→ **Directions for this task**: The entries below should be output exactly as written.

→ **Dataset entries**:
==================================================
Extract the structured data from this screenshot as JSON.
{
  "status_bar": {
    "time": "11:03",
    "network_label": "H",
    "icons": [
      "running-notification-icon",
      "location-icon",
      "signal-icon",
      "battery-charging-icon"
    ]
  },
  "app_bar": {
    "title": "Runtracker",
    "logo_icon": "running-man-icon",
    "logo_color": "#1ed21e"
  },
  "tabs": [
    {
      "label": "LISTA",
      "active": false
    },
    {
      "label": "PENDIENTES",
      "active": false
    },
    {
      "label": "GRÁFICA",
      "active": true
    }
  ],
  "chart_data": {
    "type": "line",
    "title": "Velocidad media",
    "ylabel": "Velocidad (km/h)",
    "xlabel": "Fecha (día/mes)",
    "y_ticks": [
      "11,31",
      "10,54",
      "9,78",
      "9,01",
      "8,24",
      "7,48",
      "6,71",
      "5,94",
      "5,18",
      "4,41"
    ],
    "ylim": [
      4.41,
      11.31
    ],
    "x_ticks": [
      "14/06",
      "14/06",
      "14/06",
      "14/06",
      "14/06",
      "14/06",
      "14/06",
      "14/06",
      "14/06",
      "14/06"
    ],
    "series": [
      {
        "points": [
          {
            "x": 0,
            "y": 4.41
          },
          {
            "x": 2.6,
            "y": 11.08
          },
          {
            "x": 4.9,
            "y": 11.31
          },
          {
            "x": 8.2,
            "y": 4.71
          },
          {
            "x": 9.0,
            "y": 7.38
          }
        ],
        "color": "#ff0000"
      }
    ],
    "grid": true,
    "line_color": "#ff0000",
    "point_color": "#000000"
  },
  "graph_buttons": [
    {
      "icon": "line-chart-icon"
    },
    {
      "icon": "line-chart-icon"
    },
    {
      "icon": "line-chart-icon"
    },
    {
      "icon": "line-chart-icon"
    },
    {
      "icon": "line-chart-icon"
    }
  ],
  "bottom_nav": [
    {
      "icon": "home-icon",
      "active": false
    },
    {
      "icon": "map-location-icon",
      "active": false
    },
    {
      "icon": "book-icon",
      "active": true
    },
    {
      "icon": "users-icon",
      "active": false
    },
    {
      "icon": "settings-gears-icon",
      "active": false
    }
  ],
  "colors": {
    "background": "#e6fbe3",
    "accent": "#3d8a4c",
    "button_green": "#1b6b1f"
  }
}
==================================================
→ **Exercise response**:
Extract the structured data from this screenshot as JSON.
{
  "status_bar": {
    "time": "11:03",
    "network_label": "H",
    "icons": [
      "running-notification-icon",
      "location-icon",
      "signal-icon",
      "battery-charging-icon"
    ]
  },
  "app_bar": {
    "title": "Runtracker",
    "logo_icon": "running-man-icon",
    "logo_color": "#1ed21e"
  },
  "tabs": [
    {
      "label": "LISTA",
      "active": false
    },
    {
      "label": "PENDIENTES",
      "active": false
    },
    {
      "label": "GRÁFICA",
      "active": true
    }
  ],
  "chart_data": {
    "type": "line",
    "title": "Velocidad media",
    "ylabel": "Velocidad (km/h)",
    "xlabel": "Fecha (día/mes)",
    "y_ticks": [
      "11,31",
      "10,54",
      "9,78",
      "9,01",
      "8,24",
      "7,48",
      "6,71",
      "5,94",
      "5,18",
      "4,41"
    ],
    "ylim": [
      4.41,
      11.31
    ],
    "x_ticks": [
      "14/06",
      "14/06",
      "14/06",
      "14/06",
      "14/06",
      "14/06",
      "14/06",
      "14/06",
      "14/06",
      "14/06"
    ],
    "series": [
      {
        "points": [
          {
            "x": 0,
            "y": 4.41
          },
          {
            "x": 2.6,
            "y": 11.08
          },
          {
            "x": 4.9,
            "y": 11.31
          },
          {
            "x": 8.2,
            "y": 4.71
          },
          {
            "x": 9.0,
            "y": 7.38
          }
        ],
        "color": "#ff0000"
      }
    ],
    "grid": true,
    "line_color": "#ff0000",
    "point_color": "#000000"
  },
  "graph_buttons": [
    {
      "icon": "line-chart-icon"
    },
    {
      "icon": "line-chart-icon"
    },
    {
      "icon": "line-chart-icon"
    },
    {
      "icon": "line-chart-icon"
    },
    {
      "icon": "line-chart-icon"
    }
  ],
  "bottom_nav": [
    {
      "icon": "home-icon",
      "active": false
    },
    {
      "icon": "map-location-icon",
      "active": false
    },
    {
      "icon": "book-icon",
      "active": true
    },
    {
      "icon": "users-icon",
      "active": false
    },
    {
      "icon": "settings-gears-icon",
      "active": false
    }
  ],
  "colors": {
    "background": "#e6fbe3",
    "accent": "#3d8a4c",
    "button_green": "#1b6b1f"
  }
}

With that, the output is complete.